Source records:
============================================================

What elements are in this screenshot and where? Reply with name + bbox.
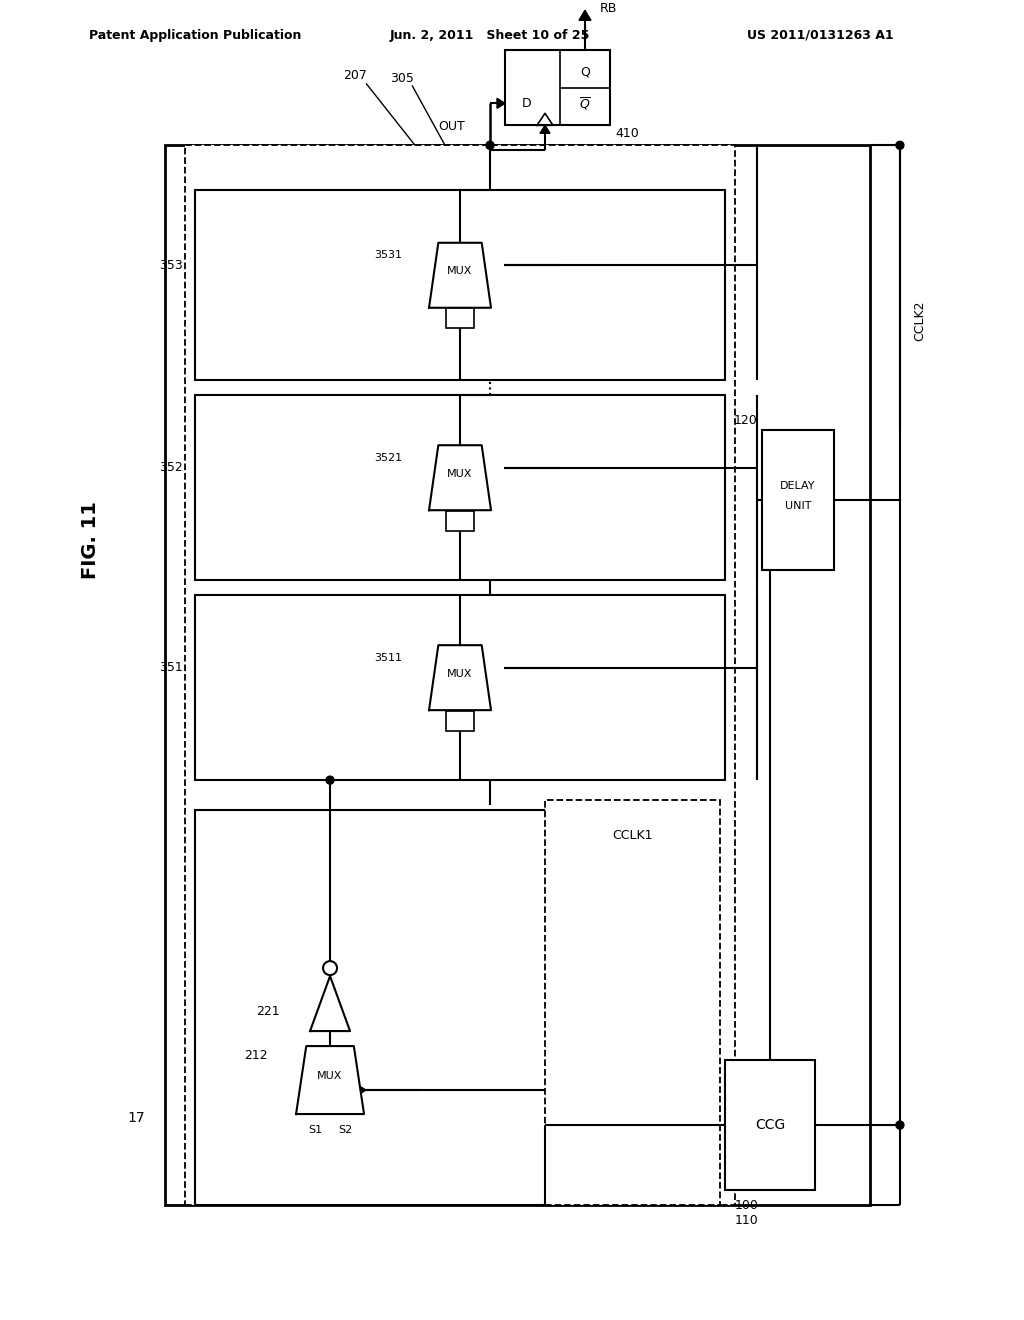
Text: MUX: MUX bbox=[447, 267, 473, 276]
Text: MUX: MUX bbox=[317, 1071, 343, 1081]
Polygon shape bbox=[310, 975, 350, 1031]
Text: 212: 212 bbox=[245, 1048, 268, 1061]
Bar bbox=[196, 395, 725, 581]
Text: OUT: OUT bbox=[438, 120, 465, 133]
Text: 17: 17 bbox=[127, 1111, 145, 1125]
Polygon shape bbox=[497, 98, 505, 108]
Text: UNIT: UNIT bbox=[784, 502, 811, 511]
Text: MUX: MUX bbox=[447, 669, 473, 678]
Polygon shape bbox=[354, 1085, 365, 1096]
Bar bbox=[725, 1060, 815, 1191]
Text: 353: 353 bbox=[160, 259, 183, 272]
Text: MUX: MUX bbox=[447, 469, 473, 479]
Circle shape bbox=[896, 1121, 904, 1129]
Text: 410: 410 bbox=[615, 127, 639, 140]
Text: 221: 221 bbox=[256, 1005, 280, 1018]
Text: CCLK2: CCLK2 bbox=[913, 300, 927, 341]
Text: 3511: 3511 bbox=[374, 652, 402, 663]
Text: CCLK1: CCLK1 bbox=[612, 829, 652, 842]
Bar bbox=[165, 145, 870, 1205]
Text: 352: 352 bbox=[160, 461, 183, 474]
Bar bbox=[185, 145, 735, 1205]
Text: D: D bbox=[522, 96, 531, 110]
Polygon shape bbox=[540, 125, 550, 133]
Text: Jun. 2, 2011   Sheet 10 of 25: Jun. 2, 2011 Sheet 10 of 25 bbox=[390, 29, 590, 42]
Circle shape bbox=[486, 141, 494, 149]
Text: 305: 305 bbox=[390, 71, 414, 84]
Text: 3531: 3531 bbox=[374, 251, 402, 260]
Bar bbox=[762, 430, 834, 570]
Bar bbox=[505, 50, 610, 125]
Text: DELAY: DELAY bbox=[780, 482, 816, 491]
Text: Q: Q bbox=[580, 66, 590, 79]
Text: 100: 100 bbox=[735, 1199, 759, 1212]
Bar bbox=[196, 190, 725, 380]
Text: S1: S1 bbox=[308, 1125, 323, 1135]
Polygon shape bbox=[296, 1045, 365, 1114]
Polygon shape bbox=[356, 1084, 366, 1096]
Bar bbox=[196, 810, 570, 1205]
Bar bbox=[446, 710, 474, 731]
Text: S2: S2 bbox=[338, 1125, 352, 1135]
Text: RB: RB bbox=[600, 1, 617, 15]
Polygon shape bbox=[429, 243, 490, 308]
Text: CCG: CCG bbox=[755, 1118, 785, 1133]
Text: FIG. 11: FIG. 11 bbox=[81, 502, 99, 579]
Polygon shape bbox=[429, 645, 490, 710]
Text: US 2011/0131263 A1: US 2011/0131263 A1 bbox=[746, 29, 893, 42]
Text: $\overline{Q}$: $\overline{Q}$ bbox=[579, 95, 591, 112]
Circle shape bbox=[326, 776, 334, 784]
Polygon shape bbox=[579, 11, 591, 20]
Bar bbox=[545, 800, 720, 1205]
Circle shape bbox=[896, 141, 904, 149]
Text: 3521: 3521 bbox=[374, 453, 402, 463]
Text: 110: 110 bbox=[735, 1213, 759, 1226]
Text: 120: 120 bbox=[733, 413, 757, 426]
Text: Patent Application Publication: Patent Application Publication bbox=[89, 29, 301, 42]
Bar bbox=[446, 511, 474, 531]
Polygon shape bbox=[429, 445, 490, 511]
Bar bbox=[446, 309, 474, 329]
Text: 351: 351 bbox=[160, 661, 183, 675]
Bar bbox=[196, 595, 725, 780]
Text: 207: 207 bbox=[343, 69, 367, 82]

============================================================

■ **INSTRUCTIONS FOR THE TASK**: Recast all of the data above as a Markdown table with the columns "Row" and "Data line," one row per line, skipping blank lines and leaving the pictures out.

■ **TASK RESULT**:
| Row | Data line |
|---|---|
| 1 | What elements are in this screenshot and where? Reply with name + bbox. |
| 2 | Text: MUX: MUX bbox=[447, 267, 473, 276] |
| 3 | Text: MUX: MUX bbox=[317, 1071, 343, 1081] |
| 4 | Polygon shape bbox=[310, 975, 350, 1031] |
| 5 | Text: 212: 212 bbox=[245, 1048, 268, 1061] |
| 6 | Bar bbox=[196, 395, 725, 581] |
| 7 | Text: OUT: OUT bbox=[438, 120, 465, 133] |
| 8 | Text: 17: 17 bbox=[127, 1111, 145, 1125] |
| 9 | Polygon shape bbox=[497, 98, 505, 108] |
| 10 | Text: UNIT: UNIT bbox=[784, 502, 811, 511] |
| 11 | Text: MUX: MUX bbox=[447, 669, 473, 678] |
| 12 | Polygon shape bbox=[354, 1085, 365, 1096] |
| 13 | Bar bbox=[725, 1060, 815, 1191] |
| 14 | Text: 353: 353 bbox=[160, 259, 183, 272] |
| 15 | Text: MUX: MUX bbox=[447, 469, 473, 479] |
| 16 | Circle shape bbox=[896, 1121, 904, 1129] |
| 17 | Text: 410: 410 bbox=[615, 127, 639, 140] |
| 18 | Text: 221: 221 bbox=[256, 1005, 280, 1018] |
| 19 | Text: CCLK2: CCLK2 bbox=[913, 300, 927, 341] |
| 20 | Text: 3511: 3511 bbox=[374, 652, 402, 663] |
| 21 | Text: CCLK1: CCLK1 bbox=[612, 829, 652, 842] |
| 22 | Bar bbox=[165, 145, 870, 1205] |
| 23 | Text: 352: 352 bbox=[160, 461, 183, 474] |
| 24 | Bar bbox=[185, 145, 735, 1205] |
| 25 | Text: D: D bbox=[522, 96, 531, 110] |
| 26 | Polygon shape bbox=[540, 125, 550, 133] |
| 27 | Text: Jun. 2, 2011   Sheet 10 of 25: Jun. 2, 2011 Sheet 10 of 25 bbox=[390, 29, 590, 42] |
| 28 | Circle shape bbox=[486, 141, 494, 149] |
| 29 | Text: 305: 305 bbox=[390, 71, 414, 84] |
| 30 | Text: 3531: 3531 bbox=[374, 251, 402, 260] |
| 31 | Bar bbox=[762, 430, 834, 570] |
| 32 | Bar bbox=[505, 50, 610, 125] |
| 33 | Text: DELAY: DELAY bbox=[780, 482, 816, 491] |
| 34 | Text: Q: Q bbox=[580, 66, 590, 79] |
| 35 | Text: 100: 100 bbox=[735, 1199, 759, 1212] |
| 36 | Bar bbox=[196, 190, 725, 380] |
| 37 | Text: S1: S1 bbox=[308, 1125, 323, 1135] |
| 38 | Polygon shape bbox=[296, 1045, 365, 1114] |
| 39 | Polygon shape bbox=[356, 1084, 366, 1096] |
| 40 | Bar bbox=[196, 810, 570, 1205] |
| 41 | Bar bbox=[446, 710, 474, 731] |
| 42 | Text: S2: S2 bbox=[338, 1125, 352, 1135] |
| 43 | Text: RB: RB bbox=[600, 1, 617, 15] |
| 44 | Polygon shape bbox=[429, 243, 490, 308] |
| 45 | Text: CCG: CCG bbox=[755, 1118, 785, 1133] |
| 46 | Text: FIG. 11: FIG. 11 bbox=[81, 502, 99, 579] |
| 47 | Polygon shape bbox=[429, 645, 490, 710] |
| 48 | Text: US 2011/0131263 A1: US 2011/0131263 A1 bbox=[746, 29, 893, 42] |
| 49 | Text: $\overline{Q}$: $\overline{Q}$ bbox=[579, 95, 591, 112] |
| 50 | Circle shape bbox=[326, 776, 334, 784] |
| 51 | Polygon shape bbox=[579, 11, 591, 20] |
| 52 | Bar bbox=[545, 800, 720, 1205] |
| 53 | Circle shape bbox=[896, 141, 904, 149] |
| 54 | Text: 3521: 3521 bbox=[374, 453, 402, 463] |
| 55 | Text: 110: 110 bbox=[735, 1213, 759, 1226] |
| 56 | Text: 120: 120 bbox=[733, 413, 757, 426] |
| 57 | Text: Patent Application Publication: Patent Application Publication bbox=[89, 29, 301, 42] |
| 58 | Bar bbox=[446, 511, 474, 531] |
| 59 | Polygon shape bbox=[429, 445, 490, 511] |
| 60 | Bar bbox=[446, 309, 474, 329] |
| 61 | Text: 351: 351 bbox=[160, 661, 183, 675] |
| 62 | Bar bbox=[196, 595, 725, 780] |
| 63 | Text: 207: 207 bbox=[343, 69, 367, 82] |